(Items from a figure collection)
####

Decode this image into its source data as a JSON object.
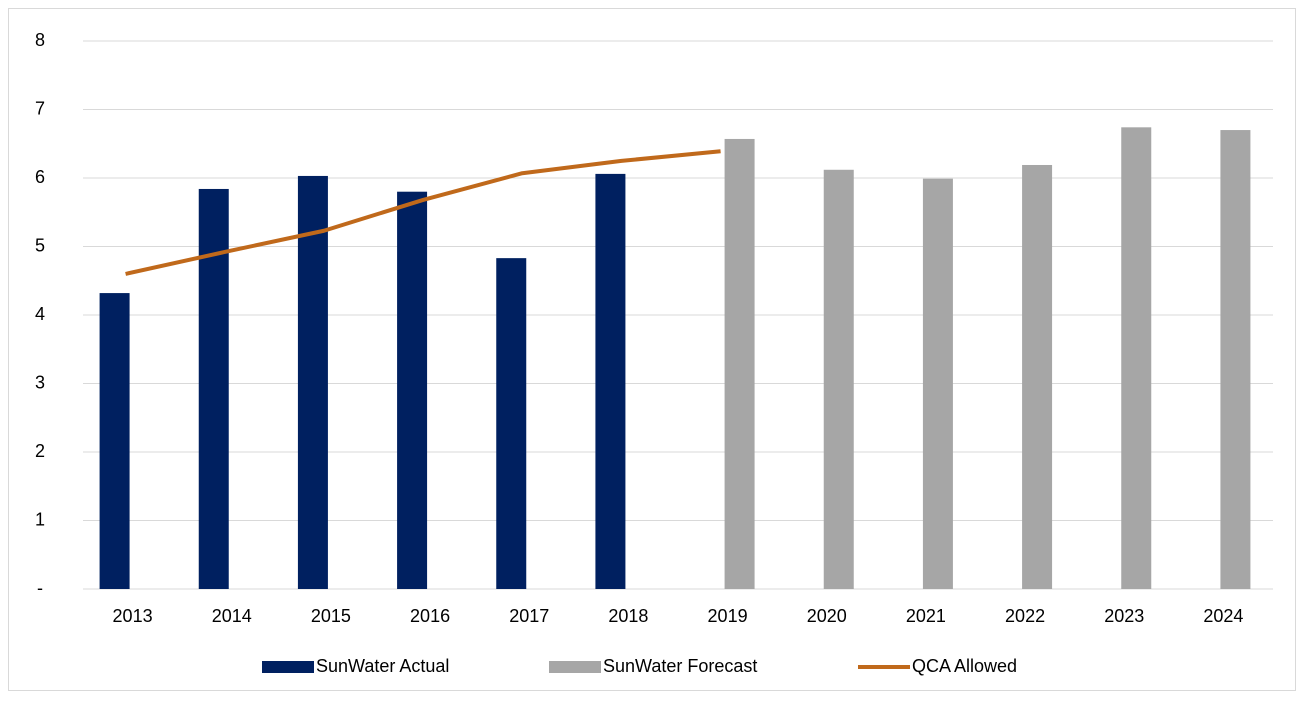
{
  "chart_data": {
    "type": "bar",
    "categories": [
      "2013",
      "2014",
      "2015",
      "2016",
      "2017",
      "2018",
      "2019",
      "2020",
      "2021",
      "2022",
      "2023",
      "2024"
    ],
    "series": [
      {
        "name": "SunWater Actual",
        "type": "bar",
        "color": "#002060",
        "values": [
          4.32,
          5.84,
          6.03,
          5.8,
          4.83,
          6.06,
          null,
          null,
          null,
          null,
          null,
          null
        ]
      },
      {
        "name": "SunWater Forecast",
        "type": "bar",
        "color": "#a6a6a6",
        "values": [
          null,
          null,
          null,
          null,
          null,
          null,
          6.57,
          6.12,
          5.99,
          6.19,
          6.74,
          6.7
        ]
      },
      {
        "name": "QCA Allowed",
        "type": "line",
        "color": "#c0691b",
        "values": [
          4.6,
          4.92,
          5.23,
          5.68,
          6.07,
          6.25,
          6.39,
          null,
          null,
          null,
          null,
          null
        ]
      }
    ],
    "ylim": [
      0,
      8
    ],
    "yticks": [
      {
        "value": 0,
        "label": "-"
      },
      1,
      2,
      3,
      4,
      5,
      6,
      7,
      8
    ],
    "grid": true,
    "legend": "bottom"
  }
}
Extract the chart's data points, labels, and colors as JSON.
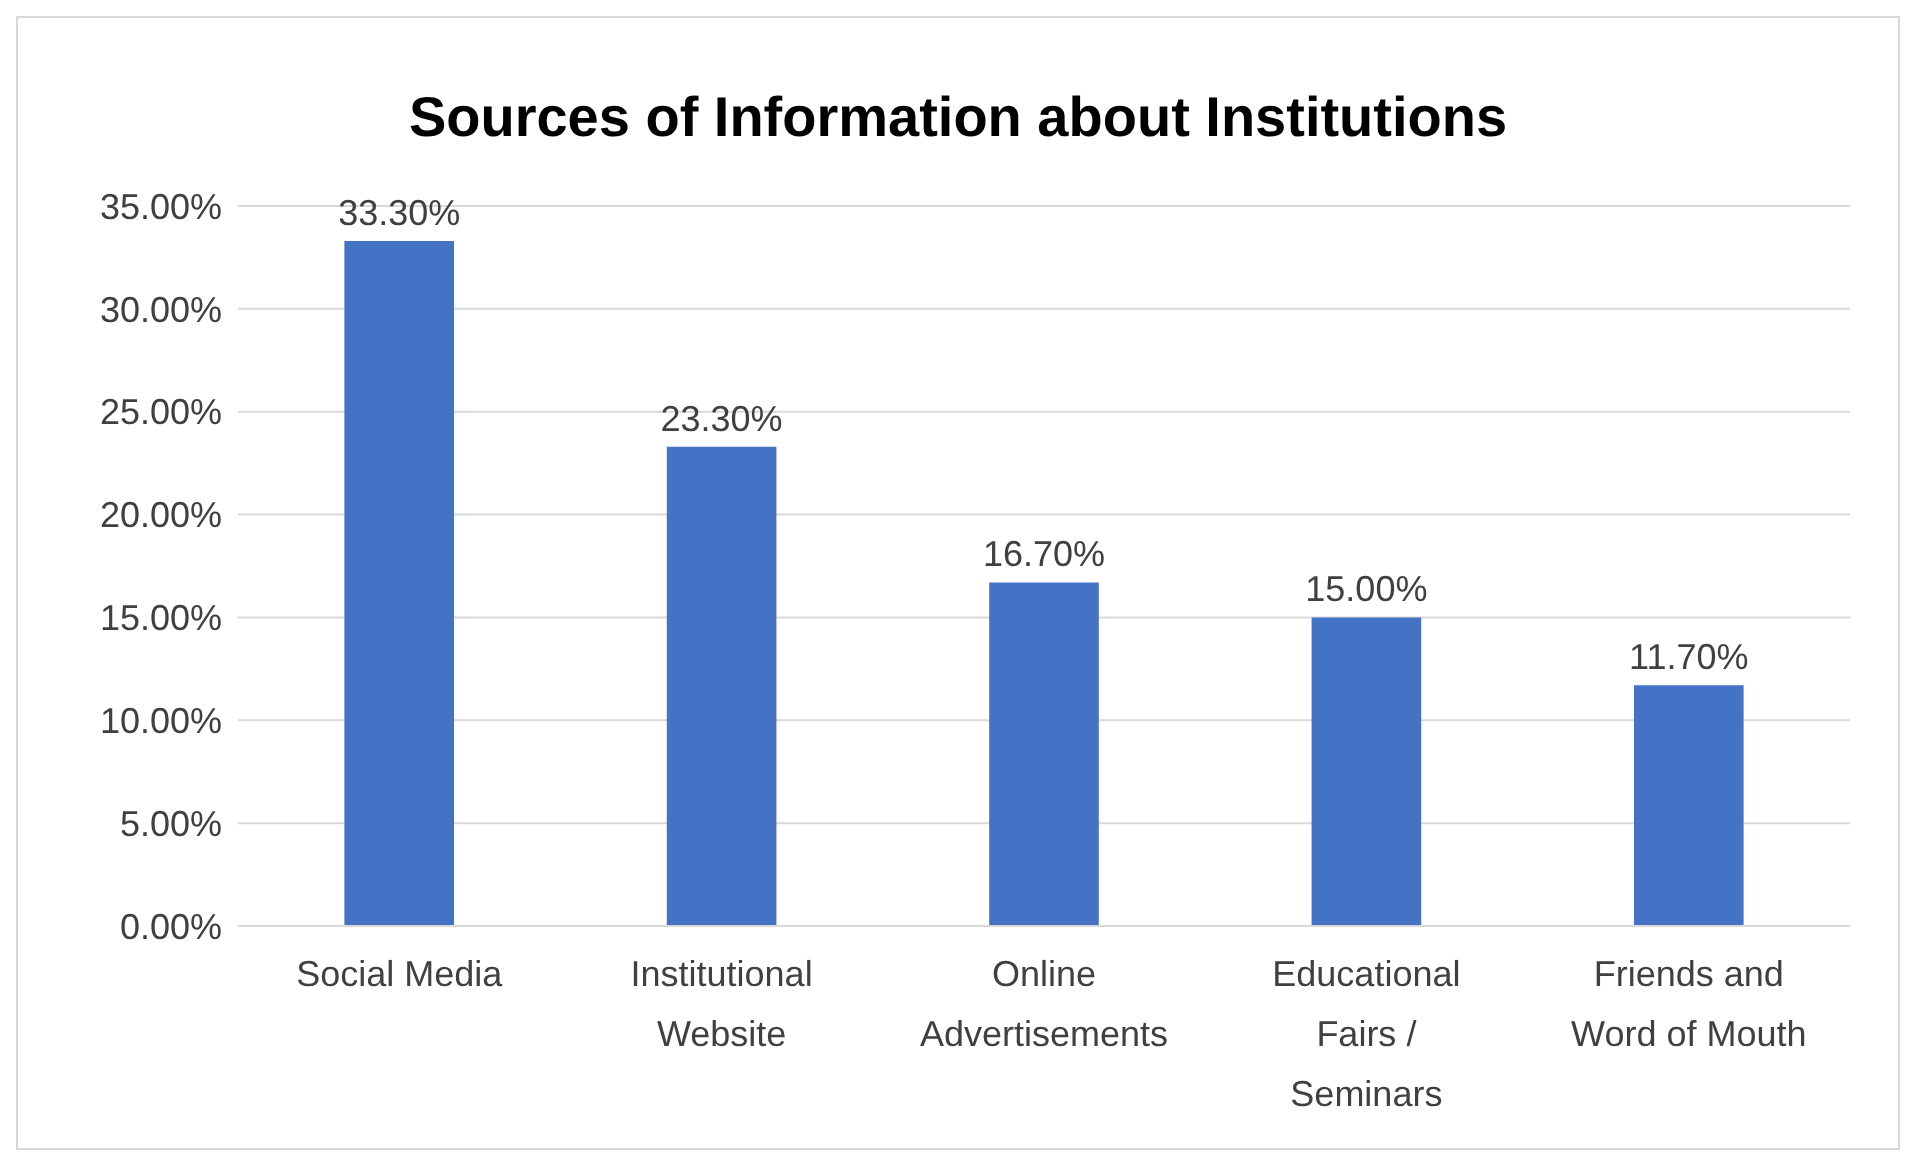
{
  "chart_data": {
    "type": "bar",
    "title": "Sources of Information about Institutions",
    "categories": [
      "Social Media",
      "Institutional Website",
      "Online Advertisements",
      "Educational Fairs / Seminars",
      "Friends and Word of Mouth"
    ],
    "values": [
      33.3,
      23.3,
      16.7,
      15.0,
      11.7
    ],
    "value_labels": [
      "33.30%",
      "23.30%",
      "16.70%",
      "15.00%",
      "11.70%"
    ],
    "color": "#4472c4",
    "ylim": [
      0,
      35
    ],
    "yticks": [
      {
        "value": 0,
        "label": "0.00%"
      },
      {
        "value": 5,
        "label": "5.00%"
      },
      {
        "value": 10,
        "label": "10.00%"
      },
      {
        "value": 15,
        "label": "15.00%"
      },
      {
        "value": 20,
        "label": "20.00%"
      },
      {
        "value": 25,
        "label": "25.00%"
      },
      {
        "value": 30,
        "label": "30.00%"
      },
      {
        "value": 35,
        "label": "35.00%"
      }
    ],
    "grid": "y"
  }
}
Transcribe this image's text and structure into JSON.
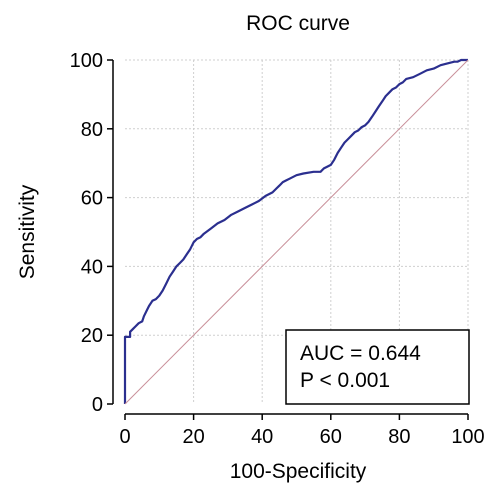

####

_Goal_. Without the pictures, copy the material exactly as given.

_The completed task_.
Decode this image into its source data as a JSON object.
{
  "chart_data": {
    "type": "bar",
    "categories": [
      "2013",
      "2014",
      "2015",
      "2016",
      "2017",
      "2018",
      "2019",
      "2020",
      "2021",
      "2022",
      "2023",
      "2024"
    ],
    "series": [
      {
        "name": "SunWater Actual",
        "type": "bar",
        "color": "#002060",
        "values": [
          4.32,
          5.84,
          6.03,
          5.8,
          4.83,
          6.06,
          null,
          null,
          null,
          null,
          null,
          null
        ]
      },
      {
        "name": "SunWater Forecast",
        "type": "bar",
        "color": "#a6a6a6",
        "values": [
          null,
          null,
          null,
          null,
          null,
          null,
          6.57,
          6.12,
          5.99,
          6.19,
          6.74,
          6.7
        ]
      },
      {
        "name": "QCA Allowed",
        "type": "line",
        "color": "#c0691b",
        "values": [
          4.6,
          4.92,
          5.23,
          5.68,
          6.07,
          6.25,
          6.39,
          null,
          null,
          null,
          null,
          null
        ]
      }
    ],
    "ylim": [
      0,
      8
    ],
    "yticks": [
      {
        "value": 0,
        "label": "-"
      },
      1,
      2,
      3,
      4,
      5,
      6,
      7,
      8
    ],
    "grid": true,
    "legend": "bottom"
  }
}
Extract the chart's data points, labels, and colors as JSON.
{
  "chart_data": {
    "type": "bar",
    "title": "Sources of Information about Institutions",
    "categories": [
      "Social Media",
      "Institutional Website",
      "Online Advertisements",
      "Educational Fairs / Seminars",
      "Friends and Word of Mouth"
    ],
    "values": [
      33.3,
      23.3,
      16.7,
      15.0,
      11.7
    ],
    "value_labels": [
      "33.30%",
      "23.30%",
      "16.70%",
      "15.00%",
      "11.70%"
    ],
    "color": "#4472c4",
    "ylim": [
      0,
      35
    ],
    "yticks": [
      {
        "value": 0,
        "label": "0.00%"
      },
      {
        "value": 5,
        "label": "5.00%"
      },
      {
        "value": 10,
        "label": "10.00%"
      },
      {
        "value": 15,
        "label": "15.00%"
      },
      {
        "value": 20,
        "label": "20.00%"
      },
      {
        "value": 25,
        "label": "25.00%"
      },
      {
        "value": 30,
        "label": "30.00%"
      },
      {
        "value": 35,
        "label": "35.00%"
      }
    ],
    "grid": "y"
  }
}
Transcribe this image's text and structure into JSON.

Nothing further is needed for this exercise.